** start of Provided records **

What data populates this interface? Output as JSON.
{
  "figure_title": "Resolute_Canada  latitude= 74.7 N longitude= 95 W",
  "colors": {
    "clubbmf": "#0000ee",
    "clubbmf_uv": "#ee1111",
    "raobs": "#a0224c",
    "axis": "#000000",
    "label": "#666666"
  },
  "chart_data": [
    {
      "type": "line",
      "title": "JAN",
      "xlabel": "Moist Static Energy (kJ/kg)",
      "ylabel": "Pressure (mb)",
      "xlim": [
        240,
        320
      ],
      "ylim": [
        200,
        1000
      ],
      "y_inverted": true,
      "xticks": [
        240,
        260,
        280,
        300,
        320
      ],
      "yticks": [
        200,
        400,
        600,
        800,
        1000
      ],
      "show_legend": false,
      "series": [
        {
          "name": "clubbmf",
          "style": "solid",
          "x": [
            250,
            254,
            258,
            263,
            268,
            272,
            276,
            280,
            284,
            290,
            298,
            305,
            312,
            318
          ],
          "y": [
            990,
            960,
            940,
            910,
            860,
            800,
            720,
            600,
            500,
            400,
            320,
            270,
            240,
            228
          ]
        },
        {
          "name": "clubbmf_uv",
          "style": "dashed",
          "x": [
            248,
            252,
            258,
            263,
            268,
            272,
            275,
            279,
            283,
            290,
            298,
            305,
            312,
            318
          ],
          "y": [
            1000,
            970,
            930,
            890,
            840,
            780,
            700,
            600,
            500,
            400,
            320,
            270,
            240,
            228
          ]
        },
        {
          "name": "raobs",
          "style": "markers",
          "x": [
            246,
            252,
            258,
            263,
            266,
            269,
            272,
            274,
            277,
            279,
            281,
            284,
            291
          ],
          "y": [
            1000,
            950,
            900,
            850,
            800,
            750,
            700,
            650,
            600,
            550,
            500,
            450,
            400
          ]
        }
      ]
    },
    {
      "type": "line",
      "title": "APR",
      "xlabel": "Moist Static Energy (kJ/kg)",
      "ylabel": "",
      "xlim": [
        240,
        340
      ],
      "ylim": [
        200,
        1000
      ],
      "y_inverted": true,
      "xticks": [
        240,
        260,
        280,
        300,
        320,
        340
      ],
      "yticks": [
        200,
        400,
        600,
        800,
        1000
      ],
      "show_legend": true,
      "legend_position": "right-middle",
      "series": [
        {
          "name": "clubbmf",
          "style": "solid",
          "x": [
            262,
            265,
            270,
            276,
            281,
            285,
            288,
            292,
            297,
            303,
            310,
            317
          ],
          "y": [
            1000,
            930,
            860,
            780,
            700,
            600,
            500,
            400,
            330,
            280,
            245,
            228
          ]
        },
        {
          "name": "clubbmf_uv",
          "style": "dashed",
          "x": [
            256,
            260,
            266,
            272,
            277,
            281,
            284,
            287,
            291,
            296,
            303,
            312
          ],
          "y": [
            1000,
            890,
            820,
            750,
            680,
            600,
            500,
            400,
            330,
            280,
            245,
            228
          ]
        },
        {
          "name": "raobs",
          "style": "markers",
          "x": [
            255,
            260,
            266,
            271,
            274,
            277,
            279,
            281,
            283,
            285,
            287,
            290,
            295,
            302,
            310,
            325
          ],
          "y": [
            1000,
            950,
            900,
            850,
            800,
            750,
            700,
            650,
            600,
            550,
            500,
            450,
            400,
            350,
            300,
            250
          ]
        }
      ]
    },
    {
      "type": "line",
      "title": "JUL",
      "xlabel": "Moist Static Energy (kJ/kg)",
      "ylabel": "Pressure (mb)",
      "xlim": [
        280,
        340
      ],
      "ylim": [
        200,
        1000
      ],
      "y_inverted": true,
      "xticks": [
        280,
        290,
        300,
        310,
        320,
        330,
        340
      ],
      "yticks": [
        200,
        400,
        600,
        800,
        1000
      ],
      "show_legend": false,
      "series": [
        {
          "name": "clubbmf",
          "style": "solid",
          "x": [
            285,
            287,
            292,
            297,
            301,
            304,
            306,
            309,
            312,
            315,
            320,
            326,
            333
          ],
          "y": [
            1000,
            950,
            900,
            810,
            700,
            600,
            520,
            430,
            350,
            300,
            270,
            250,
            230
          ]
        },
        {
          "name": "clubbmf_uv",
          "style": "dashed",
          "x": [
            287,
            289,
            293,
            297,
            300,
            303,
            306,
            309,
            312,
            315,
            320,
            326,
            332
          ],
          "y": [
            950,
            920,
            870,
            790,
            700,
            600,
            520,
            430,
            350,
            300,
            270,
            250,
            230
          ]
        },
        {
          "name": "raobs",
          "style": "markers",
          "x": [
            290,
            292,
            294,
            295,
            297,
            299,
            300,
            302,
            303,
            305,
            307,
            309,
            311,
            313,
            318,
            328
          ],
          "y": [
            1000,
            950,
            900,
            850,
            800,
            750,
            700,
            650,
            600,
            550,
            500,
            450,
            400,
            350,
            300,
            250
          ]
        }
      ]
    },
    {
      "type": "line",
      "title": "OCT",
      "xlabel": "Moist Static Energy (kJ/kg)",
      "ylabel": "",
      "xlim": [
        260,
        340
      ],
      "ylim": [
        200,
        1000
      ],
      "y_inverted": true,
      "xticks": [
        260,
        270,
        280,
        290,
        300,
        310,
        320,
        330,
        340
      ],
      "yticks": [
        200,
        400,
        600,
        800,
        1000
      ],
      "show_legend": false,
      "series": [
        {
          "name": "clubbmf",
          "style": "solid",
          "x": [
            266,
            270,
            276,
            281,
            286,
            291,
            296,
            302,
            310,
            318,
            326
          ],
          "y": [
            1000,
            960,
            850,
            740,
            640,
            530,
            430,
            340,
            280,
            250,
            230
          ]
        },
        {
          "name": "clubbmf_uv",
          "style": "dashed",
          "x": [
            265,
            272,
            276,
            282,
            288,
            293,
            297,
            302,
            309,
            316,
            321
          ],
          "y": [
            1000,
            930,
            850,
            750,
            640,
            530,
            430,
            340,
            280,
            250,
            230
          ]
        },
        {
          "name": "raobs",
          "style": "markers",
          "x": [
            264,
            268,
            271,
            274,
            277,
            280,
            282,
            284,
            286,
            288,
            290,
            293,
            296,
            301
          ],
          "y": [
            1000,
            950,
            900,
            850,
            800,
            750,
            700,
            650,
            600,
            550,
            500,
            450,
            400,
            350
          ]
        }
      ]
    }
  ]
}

** end of Provided records **

**What the exercise asks:** The entries above must be returned in full, exactly as shown.

**Solution for this exercise:**
What data populates this interface? Output as JSON.
{
  "figure_title": "Resolute_Canada  latitude= 74.7 N longitude= 95 W",
  "colors": {
    "clubbmf": "#0000ee",
    "clubbmf_uv": "#ee1111",
    "raobs": "#a0224c",
    "axis": "#000000",
    "label": "#666666"
  },
  "chart_data": [
    {
      "type": "line",
      "title": "JAN",
      "xlabel": "Moist Static Energy (kJ/kg)",
      "ylabel": "Pressure (mb)",
      "xlim": [
        240,
        320
      ],
      "ylim": [
        200,
        1000
      ],
      "y_inverted": true,
      "xticks": [
        240,
        260,
        280,
        300,
        320
      ],
      "yticks": [
        200,
        400,
        600,
        800,
        1000
      ],
      "show_legend": false,
      "series": [
        {
          "name": "clubbmf",
          "style": "solid",
          "x": [
            250,
            254,
            258,
            263,
            268,
            272,
            276,
            280,
            284,
            290,
            298,
            305,
            312,
            318
          ],
          "y": [
            990,
            960,
            940,
            910,
            860,
            800,
            720,
            600,
            500,
            400,
            320,
            270,
            240,
            228
          ]
        },
        {
          "name": "clubbmf_uv",
          "style": "dashed",
          "x": [
            248,
            252,
            258,
            263,
            268,
            272,
            275,
            279,
            283,
            290,
            298,
            305,
            312,
            318
          ],
          "y": [
            1000,
            970,
            930,
            890,
            840,
            780,
            700,
            600,
            500,
            400,
            320,
            270,
            240,
            228
          ]
        },
        {
          "name": "raobs",
          "style": "markers",
          "x": [
            246,
            252,
            258,
            263,
            266,
            269,
            272,
            274,
            277,
            279,
            281,
            284,
            291
          ],
          "y": [
            1000,
            950,
            900,
            850,
            800,
            750,
            700,
            650,
            600,
            550,
            500,
            450,
            400
          ]
        }
      ]
    },
    {
      "type": "line",
      "title": "APR",
      "xlabel": "Moist Static Energy (kJ/kg)",
      "ylabel": "",
      "xlim": [
        240,
        340
      ],
      "ylim": [
        200,
        1000
      ],
      "y_inverted": true,
      "xticks": [
        240,
        260,
        280,
        300,
        320,
        340
      ],
      "yticks": [
        200,
        400,
        600,
        800,
        1000
      ],
      "show_legend": true,
      "legend_position": "right-middle",
      "series": [
        {
          "name": "clubbmf",
          "style": "solid",
          "x": [
            262,
            265,
            270,
            276,
            281,
            285,
            288,
            292,
            297,
            303,
            310,
            317
          ],
          "y": [
            1000,
            930,
            860,
            780,
            700,
            600,
            500,
            400,
            330,
            280,
            245,
            228
          ]
        },
        {
          "name": "clubbmf_uv",
          "style": "dashed",
          "x": [
            256,
            260,
            266,
            272,
            277,
            281,
            284,
            287,
            291,
            296,
            303,
            312
          ],
          "y": [
            1000,
            890,
            820,
            750,
            680,
            600,
            500,
            400,
            330,
            280,
            245,
            228
          ]
        },
        {
          "name": "raobs",
          "style": "markers",
          "x": [
            255,
            260,
            266,
            271,
            274,
            277,
            279,
            281,
            283,
            285,
            287,
            290,
            295,
            302,
            310,
            325
          ],
          "y": [
            1000,
            950,
            900,
            850,
            800,
            750,
            700,
            650,
            600,
            550,
            500,
            450,
            400,
            350,
            300,
            250
          ]
        }
      ]
    },
    {
      "type": "line",
      "title": "JUL",
      "xlabel": "Moist Static Energy (kJ/kg)",
      "ylabel": "Pressure (mb)",
      "xlim": [
        280,
        340
      ],
      "ylim": [
        200,
        1000
      ],
      "y_inverted": true,
      "xticks": [
        280,
        290,
        300,
        310,
        320,
        330,
        340
      ],
      "yticks": [
        200,
        400,
        600,
        800,
        1000
      ],
      "show_legend": false,
      "series": [
        {
          "name": "clubbmf",
          "style": "solid",
          "x": [
            285,
            287,
            292,
            297,
            301,
            304,
            306,
            309,
            312,
            315,
            320,
            326,
            333
          ],
          "y": [
            1000,
            950,
            900,
            810,
            700,
            600,
            520,
            430,
            350,
            300,
            270,
            250,
            230
          ]
        },
        {
          "name": "clubbmf_uv",
          "style": "dashed",
          "x": [
            287,
            289,
            293,
            297,
            300,
            303,
            306,
            309,
            312,
            315,
            320,
            326,
            332
          ],
          "y": [
            950,
            920,
            870,
            790,
            700,
            600,
            520,
            430,
            350,
            300,
            270,
            250,
            230
          ]
        },
        {
          "name": "raobs",
          "style": "markers",
          "x": [
            290,
            292,
            294,
            295,
            297,
            299,
            300,
            302,
            303,
            305,
            307,
            309,
            311,
            313,
            318,
            328
          ],
          "y": [
            1000,
            950,
            900,
            850,
            800,
            750,
            700,
            650,
            600,
            550,
            500,
            450,
            400,
            350,
            300,
            250
          ]
        }
      ]
    },
    {
      "type": "line",
      "title": "OCT",
      "xlabel": "Moist Static Energy (kJ/kg)",
      "ylabel": "",
      "xlim": [
        260,
        340
      ],
      "ylim": [
        200,
        1000
      ],
      "y_inverted": true,
      "xticks": [
        260,
        270,
        280,
        290,
        300,
        310,
        320,
        330,
        340
      ],
      "yticks": [
        200,
        400,
        600,
        800,
        1000
      ],
      "show_legend": false,
      "series": [
        {
          "name": "clubbmf",
          "style": "solid",
          "x": [
            266,
            270,
            276,
            281,
            286,
            291,
            296,
            302,
            310,
            318,
            326
          ],
          "y": [
            1000,
            960,
            850,
            740,
            640,
            530,
            430,
            340,
            280,
            250,
            230
          ]
        },
        {
          "name": "clubbmf_uv",
          "style": "dashed",
          "x": [
            265,
            272,
            276,
            282,
            288,
            293,
            297,
            302,
            309,
            316,
            321
          ],
          "y": [
            1000,
            930,
            850,
            750,
            640,
            530,
            430,
            340,
            280,
            250,
            230
          ]
        },
        {
          "name": "raobs",
          "style": "markers",
          "x": [
            264,
            268,
            271,
            274,
            277,
            280,
            282,
            284,
            286,
            288,
            290,
            293,
            296,
            301
          ],
          "y": [
            1000,
            950,
            900,
            850,
            800,
            750,
            700,
            650,
            600,
            550,
            500,
            450,
            400,
            350
          ]
        }
      ]
    }
  ]
}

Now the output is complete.